◆ **Data shown**
- - - - - - -
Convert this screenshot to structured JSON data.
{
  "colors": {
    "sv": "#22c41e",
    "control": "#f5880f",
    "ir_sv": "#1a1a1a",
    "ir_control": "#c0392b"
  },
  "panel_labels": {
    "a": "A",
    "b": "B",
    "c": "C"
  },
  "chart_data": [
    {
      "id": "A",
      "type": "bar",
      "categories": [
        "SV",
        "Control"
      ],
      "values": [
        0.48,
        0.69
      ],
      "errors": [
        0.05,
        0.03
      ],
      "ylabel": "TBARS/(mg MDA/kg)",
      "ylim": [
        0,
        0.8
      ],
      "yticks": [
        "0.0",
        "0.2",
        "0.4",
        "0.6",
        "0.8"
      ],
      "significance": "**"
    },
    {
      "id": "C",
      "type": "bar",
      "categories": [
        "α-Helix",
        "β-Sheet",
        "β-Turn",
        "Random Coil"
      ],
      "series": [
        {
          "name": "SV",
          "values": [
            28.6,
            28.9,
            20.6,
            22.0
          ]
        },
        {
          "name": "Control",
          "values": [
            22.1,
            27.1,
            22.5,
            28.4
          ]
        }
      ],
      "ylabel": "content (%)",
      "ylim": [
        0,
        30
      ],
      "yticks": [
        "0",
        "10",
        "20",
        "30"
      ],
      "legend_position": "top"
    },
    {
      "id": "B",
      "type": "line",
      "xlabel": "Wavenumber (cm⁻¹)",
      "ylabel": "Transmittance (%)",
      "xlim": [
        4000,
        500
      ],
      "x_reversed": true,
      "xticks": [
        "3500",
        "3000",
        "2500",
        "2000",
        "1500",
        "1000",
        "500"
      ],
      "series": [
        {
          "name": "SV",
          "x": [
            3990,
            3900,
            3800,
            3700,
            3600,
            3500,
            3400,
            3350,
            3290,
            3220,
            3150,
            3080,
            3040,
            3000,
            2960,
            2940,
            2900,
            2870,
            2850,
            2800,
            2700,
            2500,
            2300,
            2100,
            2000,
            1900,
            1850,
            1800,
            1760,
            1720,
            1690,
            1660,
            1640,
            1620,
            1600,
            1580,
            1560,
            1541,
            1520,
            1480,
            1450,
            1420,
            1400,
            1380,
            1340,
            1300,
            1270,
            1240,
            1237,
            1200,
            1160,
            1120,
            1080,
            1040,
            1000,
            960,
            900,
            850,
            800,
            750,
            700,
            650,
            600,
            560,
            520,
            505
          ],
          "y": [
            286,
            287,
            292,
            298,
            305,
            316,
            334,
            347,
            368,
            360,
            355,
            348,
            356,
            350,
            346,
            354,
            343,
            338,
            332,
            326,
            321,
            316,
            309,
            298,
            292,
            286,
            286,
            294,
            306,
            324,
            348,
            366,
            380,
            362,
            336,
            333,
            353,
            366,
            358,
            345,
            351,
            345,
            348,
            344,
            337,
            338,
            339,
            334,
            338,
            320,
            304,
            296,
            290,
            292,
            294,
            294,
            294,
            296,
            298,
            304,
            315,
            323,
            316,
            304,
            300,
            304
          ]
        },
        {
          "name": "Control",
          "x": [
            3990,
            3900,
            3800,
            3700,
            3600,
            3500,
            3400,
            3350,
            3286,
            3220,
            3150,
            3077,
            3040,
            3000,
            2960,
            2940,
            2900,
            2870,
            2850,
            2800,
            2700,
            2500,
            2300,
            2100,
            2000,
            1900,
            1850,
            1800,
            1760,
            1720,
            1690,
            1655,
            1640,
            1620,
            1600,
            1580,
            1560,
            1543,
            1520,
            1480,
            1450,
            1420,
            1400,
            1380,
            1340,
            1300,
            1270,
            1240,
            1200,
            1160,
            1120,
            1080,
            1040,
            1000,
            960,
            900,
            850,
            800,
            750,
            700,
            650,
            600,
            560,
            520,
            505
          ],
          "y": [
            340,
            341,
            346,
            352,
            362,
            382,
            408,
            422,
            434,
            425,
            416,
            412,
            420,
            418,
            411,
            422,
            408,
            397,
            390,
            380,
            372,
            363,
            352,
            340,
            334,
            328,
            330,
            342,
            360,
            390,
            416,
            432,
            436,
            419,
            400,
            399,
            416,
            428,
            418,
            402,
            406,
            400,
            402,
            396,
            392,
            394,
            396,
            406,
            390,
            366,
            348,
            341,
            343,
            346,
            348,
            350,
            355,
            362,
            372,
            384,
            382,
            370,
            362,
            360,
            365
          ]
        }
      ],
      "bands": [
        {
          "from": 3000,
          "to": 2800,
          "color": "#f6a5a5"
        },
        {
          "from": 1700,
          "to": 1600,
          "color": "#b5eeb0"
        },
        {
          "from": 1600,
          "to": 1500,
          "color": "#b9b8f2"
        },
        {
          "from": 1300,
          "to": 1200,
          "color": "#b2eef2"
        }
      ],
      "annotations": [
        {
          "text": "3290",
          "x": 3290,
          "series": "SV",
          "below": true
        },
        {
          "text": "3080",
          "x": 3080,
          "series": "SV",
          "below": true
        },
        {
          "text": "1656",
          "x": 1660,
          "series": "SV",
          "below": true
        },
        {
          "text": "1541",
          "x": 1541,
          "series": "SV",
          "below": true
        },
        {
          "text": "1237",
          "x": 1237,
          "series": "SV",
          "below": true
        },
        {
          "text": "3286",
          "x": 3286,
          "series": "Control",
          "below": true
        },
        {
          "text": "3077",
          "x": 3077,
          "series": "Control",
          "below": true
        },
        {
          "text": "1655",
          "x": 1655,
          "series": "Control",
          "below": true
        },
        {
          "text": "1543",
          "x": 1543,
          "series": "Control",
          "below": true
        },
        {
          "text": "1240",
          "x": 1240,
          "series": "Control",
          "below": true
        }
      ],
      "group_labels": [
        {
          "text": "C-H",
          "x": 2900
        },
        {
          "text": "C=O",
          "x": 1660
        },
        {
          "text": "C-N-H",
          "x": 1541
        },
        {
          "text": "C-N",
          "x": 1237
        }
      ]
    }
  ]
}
- - - - - - -
◆ **What needs to be done**
Whichever lines contain the string "from", select and copy them.

◆ **Result for this exercise**
          "from": 3000,
          "from": 1700,
          "from": 1600,
          "from": 1300,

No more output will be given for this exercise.